[Extracted records]
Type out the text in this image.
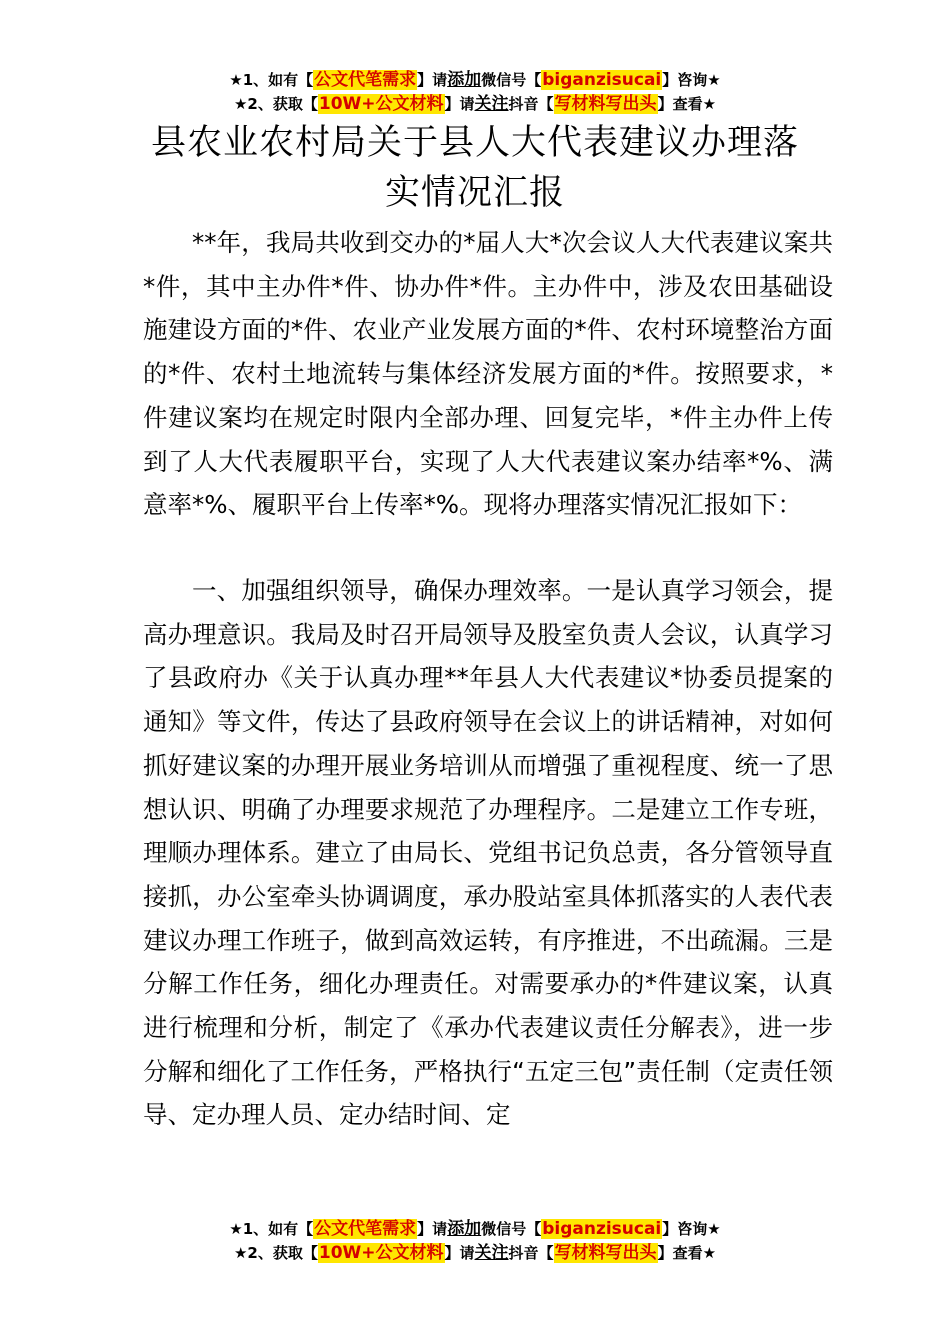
★1、如有【公文代笔需求】请添加微信号【biganzisucai】咨询★
★2、获取【10W+公文材料】请关注抖音【写材料写出头】查看★
县农业农村局关于县人大代表建议办理落
实情况汇报

**年，我局共收到交办的*届人大*次会议人大代表建议案共*件，其中主办件*件、协办件*件。主办件中，涉及农田基础设施建设方面的*件、农业产业发展方面的*件、农村环境整治方面的*件、农村土地流转与集体经济发展方面的*件。按照要求，*件建议案均在规定时限内全部办理、回复完毕，*件主办件上传到了人大代表履职平台，实现了人大代表建议案办结率*%、满意率*%、履职平台上传率*%。现将办理落实情况汇报如下：

一、加强组织领导，确保办理效率。一是认真学习领会，提高办理意识。我局及时召开局领导及股室负责人会议，认真学习了县政府办《关于认真办理**年县人大代表建议*协委员提案的通知》等文件，传达了县政府领导在会议上的讲话精神，对如何抓好建议案的办理开展业务培训从而增强了重视程度、统一了思想认识、明确了办理要求规范了办理程序。二是建立工作专班，理顺办理体系。建立了由局长、党组书记负总责，各分管领导直接抓，办公室牵头协调调度，承办股站室具体抓落实的人表代表建议办理工作班子，做到高效运转，有序推进，不出疏漏。三是分解工作任务，细化办理责任。对需要承办的*件建议案，认真进行梳理和分析，制定了《承办代表建议责任分解表》，进一步分解和细化了工作任务，严格执行“五定三包”责任制（定责任领导、定办理人员、定办结时间、定

★1、如有【公文代笔需求】请添加微信号【biganzisucai】咨询★
★2、获取【10W+公文材料】请关注抖音【写材料写出头】查看★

▶ **Task goal**: Your copy of the data should match it exactly, except that pictures are left out.

▶ **Full response**:
Type out the text in this image.
★1、如有【公文代笔需求】请添加微信号【biganzisucai】咨询★
★2、获取【10W+公文材料】请关注抖音【写材料写出头】查看★
县农业农村局关于县人大代表建议办理落
实情况汇报

**年，我局共收到交办的*届人大*次会议人大代表建议案共*件，其中主办件*件、协办件*件。主办件中，涉及农田基础设施建设方面的*件、农业产业发展方面的*件、农村环境整治方面的*件、农村土地流转与集体经济发展方面的*件。按照要求，*件建议案均在规定时限内全部办理、回复完毕，*件主办件上传到了人大代表履职平台，实现了人大代表建议案办结率*%、满意率*%、履职平台上传率*%。现将办理落实情况汇报如下：

一、加强组织领导，确保办理效率。一是认真学习领会，提高办理意识。我局及时召开局领导及股室负责人会议，认真学习了县政府办《关于认真办理**年县人大代表建议*协委员提案的通知》等文件，传达了县政府领导在会议上的讲话精神，对如何抓好建议案的办理开展业务培训从而增强了重视程度、统一了思想认识、明确了办理要求规范了办理程序。二是建立工作专班，理顺办理体系。建立了由局长、党组书记负总责，各分管领导直接抓，办公室牵头协调调度，承办股站室具体抓落实的人表代表建议办理工作班子，做到高效运转，有序推进，不出疏漏。三是分解工作任务，细化办理责任。对需要承办的*件建议案，认真进行梳理和分析，制定了《承办代表建议责任分解表》，进一步分解和细化了工作任务，严格执行“五定三包”责任制（定责任领导、定办理人员、定办结时间、定

★1、如有【公文代笔需求】请添加微信号【biganzisucai】咨询★
★2、获取【10W+公文材料】请关注抖音【写材料写出头】查看★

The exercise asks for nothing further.